Angeführte Entscheidungen:
-
Anführungen in anderen Entscheidungen:
-

Sachverhalt und Anträge

I. Die Beschwerdeführerin (Einsprechende) hat gegen die Entscheidung über die Zurückweisung ihres Einspruchs gegen das Patent Nr. 1 918 209 form- und fristgerecht Beschwerde eingelegt und begründet.

II. Mit dem Einspruch war das Patent im Hinblick auf Artikel 100 a) (mangelnde erfinderische Tätigkeit) und 100 c) EPÜ (unzulässige Änderung) angegriffen worden. Letzterer Einspruchsgrund wurde fallengelassen und von der Einspruchsabteilung auch nicht weiterbehandelt.

III. Die Einspruchsabteilung befand, dass ersterer Einspruchsgrund der Aufrechterhaltung des Patents in erteilter Fassung nicht entgegenstünde.

IV. Die Beschwerdeführerin beantragte

die Aufhebung der angefochtenen Entscheidung und den Widerruf des Patents.

Die Beschwerdegegnerin (Patentinhaberin) beantragte

die Zurückweisung der Beschwerde (Hauptantrag), und hilfsweise, bei Aufhebung der angefochtenen Entscheidung, die Aufrechterhaltung des Patents in geänderter Fassung im Umfang der Ansprüche 1 bis 5 des Patents in erteilter Fassung (Hilfsantrag).

Beide Parteien beantragten überdies hilfsweise die Anberaumung einer mündlichen Verhandlung.

V. Die Kammer lud die Parteien zur mündlichen Verhandlung am 24. September 2018 und teilte ihnen das Ergebnis ihrer vorläufigen Beurteilung der Sach- und Rechtslage mit, derzufolge die Beschwerde zurückzuweisen wäre.

● **AUFGABE 1**: Auf welchen Tag lud die Kammer laut Textauszug die Parteien zur mündlichen Verhandlung?
Die Datensätze haben mit dem Textauszug nichts zu tun.

● **BEREITGESTELLTE DATENSÄTZE**:
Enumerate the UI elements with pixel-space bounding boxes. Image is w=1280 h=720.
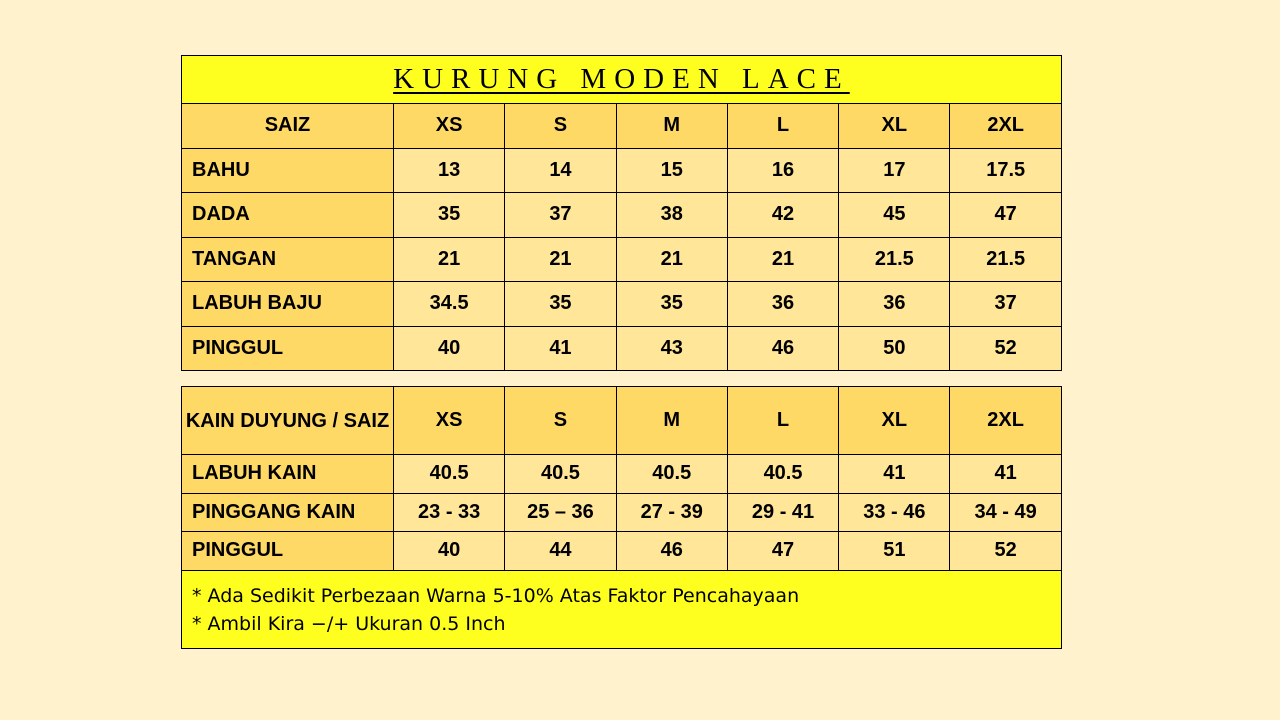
header-cell: S [505, 104, 616, 149]
value-cell: 21 [394, 237, 505, 282]
value-cell: 37 [505, 193, 616, 238]
value-cell: 21.5 [950, 237, 1061, 282]
size-table-baju [181, 55, 1062, 371]
table-row [182, 326, 1062, 371]
value-cell: 40.5 [727, 455, 838, 494]
value-cell: 40.5 [394, 455, 505, 494]
value-cell: 40.5 [505, 455, 616, 494]
header-row [182, 387, 1062, 455]
value-cell: 46 [616, 532, 727, 571]
row-label: BAHU [182, 148, 394, 193]
value-cell: 36 [839, 282, 950, 327]
value-cell: 51 [839, 532, 950, 571]
note-line: * Ambil Kira −/+ Ukuran 0.5 Inch [192, 613, 506, 635]
value-cell: 35 [394, 193, 505, 238]
row-label: PINGGUL [182, 532, 394, 571]
value-cell: 21 [727, 237, 838, 282]
value-cell: 35 [505, 282, 616, 327]
value-cell: 40 [394, 532, 505, 571]
value-cell: 14 [505, 148, 616, 193]
value-cell: 52 [950, 532, 1061, 571]
table-row [182, 282, 1062, 327]
table-row [182, 148, 1062, 193]
header-cell: L [727, 387, 838, 455]
value-cell: 33 - 46 [839, 493, 950, 532]
value-cell: 41 [950, 455, 1061, 494]
header-cell: M [616, 104, 727, 149]
row-label: DADA [182, 193, 394, 238]
value-cell: 13 [394, 148, 505, 193]
value-cell: 47 [950, 193, 1061, 238]
row-label: LABUH KAIN [182, 455, 394, 494]
header-cell: L [727, 104, 838, 149]
table-title [182, 56, 1062, 104]
value-cell: 41 [505, 326, 616, 371]
table-row [182, 193, 1062, 238]
value-cell: 44 [505, 532, 616, 571]
header-cell: SAIZ [182, 104, 394, 149]
value-cell: 40.5 [616, 455, 727, 494]
header-cell: 2XL [950, 104, 1061, 149]
row-label: PINGGANG KAIN [182, 493, 394, 532]
header-cell: KAIN DUYUNG / SAIZ [182, 387, 394, 455]
row-label: LABUH BAJU [182, 282, 394, 327]
table-row [182, 493, 1062, 532]
value-cell: 27 - 39 [616, 493, 727, 532]
value-cell: 21.5 [839, 237, 950, 282]
value-cell: 47 [727, 532, 838, 571]
value-cell: 37 [950, 282, 1061, 327]
value-cell: 15 [616, 148, 727, 193]
table-row [182, 532, 1062, 571]
header-cell: 2XL [950, 387, 1061, 455]
value-cell: 17.5 [950, 148, 1061, 193]
value-cell: 25 – 36 [505, 493, 616, 532]
header-cell: XS [394, 387, 505, 455]
note-line: * Ada Sedikit Perbezaan Warna 5-10% Atas Faktor Pencahayaan [192, 585, 800, 607]
row-label: PINGGUL [182, 326, 394, 371]
value-cell: 52 [950, 326, 1061, 371]
value-cell: 43 [616, 326, 727, 371]
header-cell: M [616, 387, 727, 455]
size-table-kain [181, 386, 1062, 649]
header-cell: S [505, 387, 616, 455]
value-cell: 36 [727, 282, 838, 327]
value-cell: 34 - 49 [950, 493, 1061, 532]
value-cell: 42 [727, 193, 838, 238]
value-cell: 46 [727, 326, 838, 371]
value-cell: 29 - 41 [727, 493, 838, 532]
value-cell: 40 [394, 326, 505, 371]
value-cell: 34.5 [394, 282, 505, 327]
value-cell: 50 [839, 326, 950, 371]
row-label: TANGAN [182, 237, 394, 282]
value-cell: 16 [727, 148, 838, 193]
title-text: KURUNG MODEN LACE [393, 63, 850, 95]
value-cell: 17 [839, 148, 950, 193]
value-cell: 35 [616, 282, 727, 327]
value-cell: 41 [839, 455, 950, 494]
notes-box [182, 570, 1062, 648]
value-cell: 38 [616, 193, 727, 238]
header-cell: XS [394, 104, 505, 149]
header-cell: XL [839, 104, 950, 149]
header-row [182, 104, 1062, 149]
header-cell: XL [839, 387, 950, 455]
value-cell: 21 [505, 237, 616, 282]
value-cell: 23 - 33 [394, 493, 505, 532]
table-row [182, 455, 1062, 494]
value-cell: 21 [616, 237, 727, 282]
table-row [182, 237, 1062, 282]
value-cell: 45 [839, 193, 950, 238]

● **AUFGABE 2**: Schreibe aus den Datensätzen die Zeilen ab, beginnend mit der Zeile, die "header-cell: S [505, 104, 616, 149]" enthält, und endend mit der Zeile, die "value-cell: 47 [950, 193, 1061, 238]" enthält, beide eingeschlossen.

● **ERGEBNIS 1**: Auf den 24. September 2018.

● **ERGEBNIS 2**:
header-cell: S [505, 104, 616, 149]
value-cell: 21 [394, 237, 505, 282]
value-cell: 37 [505, 193, 616, 238]
value-cell: 21.5 [950, 237, 1061, 282]
size-table-baju [181, 55, 1062, 371]
table-row [182, 326, 1062, 371]
value-cell: 40.5 [727, 455, 838, 494]
value-cell: 40.5 [394, 455, 505, 494]
value-cell: 40.5 [505, 455, 616, 494]
header-row [182, 387, 1062, 455]
value-cell: 46 [616, 532, 727, 571]
row-label: BAHU [182, 148, 394, 193]
value-cell: 36 [839, 282, 950, 327]
value-cell: 51 [839, 532, 950, 571]
note-line: * Ambil Kira −/+ Ukuran 0.5 Inch [192, 613, 506, 635]
value-cell: 35 [394, 193, 505, 238]
row-label: PINGGUL [182, 532, 394, 571]
value-cell: 21 [727, 237, 838, 282]
value-cell: 35 [505, 282, 616, 327]
value-cell: 40 [394, 532, 505, 571]
value-cell: 14 [505, 148, 616, 193]
value-cell: 52 [950, 532, 1061, 571]
table-row [182, 282, 1062, 327]
table-row [182, 148, 1062, 193]
header-cell: L [727, 387, 838, 455]
value-cell: 33 - 46 [839, 493, 950, 532]
value-cell: 41 [950, 455, 1061, 494]
header-cell: M [616, 104, 727, 149]
row-label: DADA [182, 193, 394, 238]
value-cell: 13 [394, 148, 505, 193]
value-cell: 47 [950, 193, 1061, 238]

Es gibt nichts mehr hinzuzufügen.